— Start —

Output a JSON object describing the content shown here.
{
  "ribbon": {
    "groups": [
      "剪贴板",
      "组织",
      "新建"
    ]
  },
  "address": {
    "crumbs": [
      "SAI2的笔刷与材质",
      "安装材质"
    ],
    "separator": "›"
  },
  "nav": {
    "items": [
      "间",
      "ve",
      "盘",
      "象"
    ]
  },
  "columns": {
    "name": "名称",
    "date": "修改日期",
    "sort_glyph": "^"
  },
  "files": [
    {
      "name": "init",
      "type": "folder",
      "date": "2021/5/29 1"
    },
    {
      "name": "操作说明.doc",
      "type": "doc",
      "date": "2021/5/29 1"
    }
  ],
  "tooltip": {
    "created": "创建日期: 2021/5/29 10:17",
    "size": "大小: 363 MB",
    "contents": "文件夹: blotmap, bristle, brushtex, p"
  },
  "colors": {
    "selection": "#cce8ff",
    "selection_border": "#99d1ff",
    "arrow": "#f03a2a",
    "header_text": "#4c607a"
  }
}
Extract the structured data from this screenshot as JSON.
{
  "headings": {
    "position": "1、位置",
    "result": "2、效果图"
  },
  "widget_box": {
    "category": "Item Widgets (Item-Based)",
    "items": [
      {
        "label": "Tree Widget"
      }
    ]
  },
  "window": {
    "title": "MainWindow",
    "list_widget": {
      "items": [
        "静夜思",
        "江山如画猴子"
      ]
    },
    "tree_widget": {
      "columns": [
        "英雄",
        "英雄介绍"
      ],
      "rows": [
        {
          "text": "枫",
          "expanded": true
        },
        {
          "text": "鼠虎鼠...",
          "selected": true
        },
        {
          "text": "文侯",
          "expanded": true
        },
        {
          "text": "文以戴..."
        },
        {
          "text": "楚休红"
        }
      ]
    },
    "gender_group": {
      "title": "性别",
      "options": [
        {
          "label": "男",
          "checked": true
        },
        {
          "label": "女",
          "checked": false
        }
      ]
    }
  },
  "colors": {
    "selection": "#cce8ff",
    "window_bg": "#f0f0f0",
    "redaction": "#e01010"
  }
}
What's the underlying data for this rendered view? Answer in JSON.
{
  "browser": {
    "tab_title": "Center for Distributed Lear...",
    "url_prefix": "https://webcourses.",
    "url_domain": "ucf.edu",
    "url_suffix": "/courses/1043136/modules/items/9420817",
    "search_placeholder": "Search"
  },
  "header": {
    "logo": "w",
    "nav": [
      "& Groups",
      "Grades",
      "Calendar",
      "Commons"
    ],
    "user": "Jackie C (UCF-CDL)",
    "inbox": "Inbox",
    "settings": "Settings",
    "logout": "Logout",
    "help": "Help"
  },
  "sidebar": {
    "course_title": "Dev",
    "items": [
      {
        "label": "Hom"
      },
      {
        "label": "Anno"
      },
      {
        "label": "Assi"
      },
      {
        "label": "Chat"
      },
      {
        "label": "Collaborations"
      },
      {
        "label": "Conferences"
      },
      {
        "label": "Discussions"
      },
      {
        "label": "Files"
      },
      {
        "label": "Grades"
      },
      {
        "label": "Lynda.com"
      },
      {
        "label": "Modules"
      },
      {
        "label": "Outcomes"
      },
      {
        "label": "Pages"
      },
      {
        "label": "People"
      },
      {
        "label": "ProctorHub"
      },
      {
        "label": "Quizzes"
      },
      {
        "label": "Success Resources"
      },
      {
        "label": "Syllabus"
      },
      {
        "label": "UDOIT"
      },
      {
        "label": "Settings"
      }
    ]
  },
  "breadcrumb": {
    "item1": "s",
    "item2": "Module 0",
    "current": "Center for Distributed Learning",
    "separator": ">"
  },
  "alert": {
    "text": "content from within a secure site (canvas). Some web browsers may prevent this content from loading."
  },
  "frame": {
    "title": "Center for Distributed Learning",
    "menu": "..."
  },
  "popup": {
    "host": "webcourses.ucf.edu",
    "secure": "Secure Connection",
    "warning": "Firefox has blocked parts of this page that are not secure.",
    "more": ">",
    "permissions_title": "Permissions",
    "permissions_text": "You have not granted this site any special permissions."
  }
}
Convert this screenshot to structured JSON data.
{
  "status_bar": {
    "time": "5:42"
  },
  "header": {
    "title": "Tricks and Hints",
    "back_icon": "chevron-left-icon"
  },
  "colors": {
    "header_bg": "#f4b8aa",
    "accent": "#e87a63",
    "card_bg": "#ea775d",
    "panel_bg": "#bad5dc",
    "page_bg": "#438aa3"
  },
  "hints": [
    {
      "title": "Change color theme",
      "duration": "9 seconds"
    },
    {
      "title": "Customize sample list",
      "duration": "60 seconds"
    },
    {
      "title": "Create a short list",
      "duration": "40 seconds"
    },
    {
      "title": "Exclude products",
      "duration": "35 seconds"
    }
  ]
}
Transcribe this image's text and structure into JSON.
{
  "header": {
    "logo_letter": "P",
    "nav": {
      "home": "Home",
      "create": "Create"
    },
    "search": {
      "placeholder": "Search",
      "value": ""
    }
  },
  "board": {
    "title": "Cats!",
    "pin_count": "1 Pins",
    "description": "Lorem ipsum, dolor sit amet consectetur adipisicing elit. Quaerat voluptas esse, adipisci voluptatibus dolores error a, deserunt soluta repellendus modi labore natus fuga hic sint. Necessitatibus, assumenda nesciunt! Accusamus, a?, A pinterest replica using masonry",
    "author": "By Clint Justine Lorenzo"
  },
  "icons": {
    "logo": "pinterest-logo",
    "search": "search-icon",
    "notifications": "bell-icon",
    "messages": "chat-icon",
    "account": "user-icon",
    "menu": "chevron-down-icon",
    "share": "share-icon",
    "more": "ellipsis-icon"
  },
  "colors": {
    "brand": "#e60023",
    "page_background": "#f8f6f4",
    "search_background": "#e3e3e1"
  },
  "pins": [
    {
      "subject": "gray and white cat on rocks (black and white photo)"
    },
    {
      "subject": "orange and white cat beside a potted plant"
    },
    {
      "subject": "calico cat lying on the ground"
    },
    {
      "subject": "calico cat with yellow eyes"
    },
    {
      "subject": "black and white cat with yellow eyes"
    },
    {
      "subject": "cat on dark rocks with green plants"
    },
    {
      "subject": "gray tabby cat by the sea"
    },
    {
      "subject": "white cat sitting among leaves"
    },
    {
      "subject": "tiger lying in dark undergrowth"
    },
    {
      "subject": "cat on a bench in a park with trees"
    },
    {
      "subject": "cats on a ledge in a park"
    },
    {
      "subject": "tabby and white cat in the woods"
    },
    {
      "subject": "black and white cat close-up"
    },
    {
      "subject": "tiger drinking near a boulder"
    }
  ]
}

— End —

__Requirements__
Copy all of the data. Keep every word exactly as it is.

__Response to this exercise__
Output a JSON object describing the content shown here.
{
  "ribbon": {
    "groups": [
      "剪贴板",
      "组织",
      "新建"
    ]
  },
  "address": {
    "crumbs": [
      "SAI2的笔刷与材质",
      "安装材质"
    ],
    "separator": "›"
  },
  "nav": {
    "items": [
      "间",
      "ve",
      "盘",
      "象"
    ]
  },
  "columns": {
    "name": "名称",
    "date": "修改日期",
    "sort_glyph": "^"
  },
  "files": [
    {
      "name": "init",
      "type": "folder",
      "date": "2021/5/29 1"
    },
    {
      "name": "操作说明.doc",
      "type": "doc",
      "date": "2021/5/29 1"
    }
  ],
  "tooltip": {
    "created": "创建日期: 2021/5/29 10:17",
    "size": "大小: 363 MB",
    "contents": "文件夹: blotmap, bristle, brushtex, p"
  },
  "colors": {
    "selection": "#cce8ff",
    "selection_border": "#99d1ff",
    "arrow": "#f03a2a",
    "header_text": "#4c607a"
  }
}
Extract the structured data from this screenshot as JSON.
{
  "headings": {
    "position": "1、位置",
    "result": "2、效果图"
  },
  "widget_box": {
    "category": "Item Widgets (Item-Based)",
    "items": [
      {
        "label": "Tree Widget"
      }
    ]
  },
  "window": {
    "title": "MainWindow",
    "list_widget": {
      "items": [
        "静夜思",
        "江山如画猴子"
      ]
    },
    "tree_widget": {
      "columns": [
        "英雄",
        "英雄介绍"
      ],
      "rows": [
        {
          "text": "枫",
          "expanded": true
        },
        {
          "text": "鼠虎鼠...",
          "selected": true
        },
        {
          "text": "文侯",
          "expanded": true
        },
        {
          "text": "文以戴..."
        },
        {
          "text": "楚休红"
        }
      ]
    },
    "gender_group": {
      "title": "性别",
      "options": [
        {
          "label": "男",
          "checked": true
        },
        {
          "label": "女",
          "checked": false
        }
      ]
    }
  },
  "colors": {
    "selection": "#cce8ff",
    "window_bg": "#f0f0f0",
    "redaction": "#e01010"
  }
}
What's the underlying data for this rendered view? Answer in JSON.
{
  "browser": {
    "tab_title": "Center for Distributed Lear...",
    "url_prefix": "https://webcourses.",
    "url_domain": "ucf.edu",
    "url_suffix": "/courses/1043136/modules/items/9420817",
    "search_placeholder": "Search"
  },
  "header": {
    "logo": "w",
    "nav": [
      "& Groups",
      "Grades",
      "Calendar",
      "Commons"
    ],
    "user": "Jackie C (UCF-CDL)",
    "inbox": "Inbox",
    "settings": "Settings",
    "logout": "Logout",
    "help": "Help"
  },
  "sidebar": {
    "course_title": "Dev",
    "items": [
      {
        "label": "Hom"
      },
      {
        "label": "Anno"
      },
      {
        "label": "Assi"
      },
      {
        "label": "Chat"
      },
      {
        "label": "Collaborations"
      },
      {
        "label": "Conferences"
      },
      {
        "label": "Discussions"
      },
      {
        "label": "Files"
      },
      {
        "label": "Grades"
      },
      {
        "label": "Lynda.com"
      },
      {
        "label": "Modules"
      },
      {
        "label": "Outcomes"
      },
      {
        "label": "Pages"
      },
      {
        "label": "People"
      },
      {
        "label": "ProctorHub"
      },
      {
        "label": "Quizzes"
      },
      {
        "label": "Success Resources"
      },
      {
        "label": "Syllabus"
      },
      {
        "label": "UDOIT"
      },
      {
        "label": "Settings"
      }
    ]
  },
  "breadcrumb": {
    "item1": "s",
    "item2": "Module 0",
    "current": "Center for Distributed Learning",
    "separator": ">"
  },
  "alert": {
    "text": "content from within a secure site (canvas). Some web browsers may prevent this content from loading."
  },
  "frame": {
    "title": "Center for Distributed Learning",
    "menu": "..."
  },
  "popup": {
    "host": "webcourses.ucf.edu",
    "secure": "Secure Connection",
    "warning": "Firefox has blocked parts of this page that are not secure.",
    "more": ">",
    "permissions_title": "Permissions",
    "permissions_text": "You have not granted this site any special permissions."
  }
}
Convert this screenshot to structured JSON data.
{
  "status_bar": {
    "time": "5:42"
  },
  "header": {
    "title": "Tricks and Hints",
    "back_icon": "chevron-left-icon"
  },
  "colors": {
    "header_bg": "#f4b8aa",
    "accent": "#e87a63",
    "card_bg": "#ea775d",
    "panel_bg": "#bad5dc",
    "page_bg": "#438aa3"
  },
  "hints": [
    {
      "title": "Change color theme",
      "duration": "9 seconds"
    },
    {
      "title": "Customize sample list",
      "duration": "60 seconds"
    },
    {
      "title": "Create a short list",
      "duration": "40 seconds"
    },
    {
      "title": "Exclude products",
      "duration": "35 seconds"
    }
  ]
}
Transcribe this image's text and structure into JSON.
{
  "header": {
    "logo_letter": "P",
    "nav": {
      "home": "Home",
      "create": "Create"
    },
    "search": {
      "placeholder": "Search",
      "value": ""
    }
  },
  "board": {
    "title": "Cats!",
    "pin_count": "1 Pins",
    "description": "Lorem ipsum, dolor sit amet consectetur adipisicing elit. Quaerat voluptas esse, adipisci voluptatibus dolores error a, deserunt soluta repellendus modi labore natus fuga hic sint. Necessitatibus, assumenda nesciunt! Accusamus, a?, A pinterest replica using masonry",
    "author": "By Clint Justine Lorenzo"
  },
  "icons": {
    "logo": "pinterest-logo",
    "search": "search-icon",
    "notifications": "bell-icon",
    "messages": "chat-icon",
    "account": "user-icon",
    "menu": "chevron-down-icon",
    "share": "share-icon",
    "more": "ellipsis-icon"
  },
  "colors": {
    "brand": "#e60023",
    "page_background": "#f8f6f4",
    "search_background": "#e3e3e1"
  },
  "pins": [
    {
      "subject": "gray and white cat on rocks (black and white photo)"
    },
    {
      "subject": "orange and white cat beside a potted plant"
    },
    {
      "subject": "calico cat lying on the ground"
    },
    {
      "subject": "calico cat with yellow eyes"
    },
    {
      "subject": "black and white cat with yellow eyes"
    },
    {
      "subject": "cat on dark rocks with green plants"
    },
    {
      "subject": "gray tabby cat by the sea"
    },
    {
      "subject": "white cat sitting among leaves"
    },
    {
      "subject": "tiger lying in dark undergrowth"
    },
    {
      "subject": "cat on a bench in a park with trees"
    },
    {
      "subject": "cats on a ledge in a park"
    },
    {
      "subject": "tabby and white cat in the woods"
    },
    {
      "subject": "black and white cat close-up"
    },
    {
      "subject": "tiger drinking near a boulder"
    }
  ]
}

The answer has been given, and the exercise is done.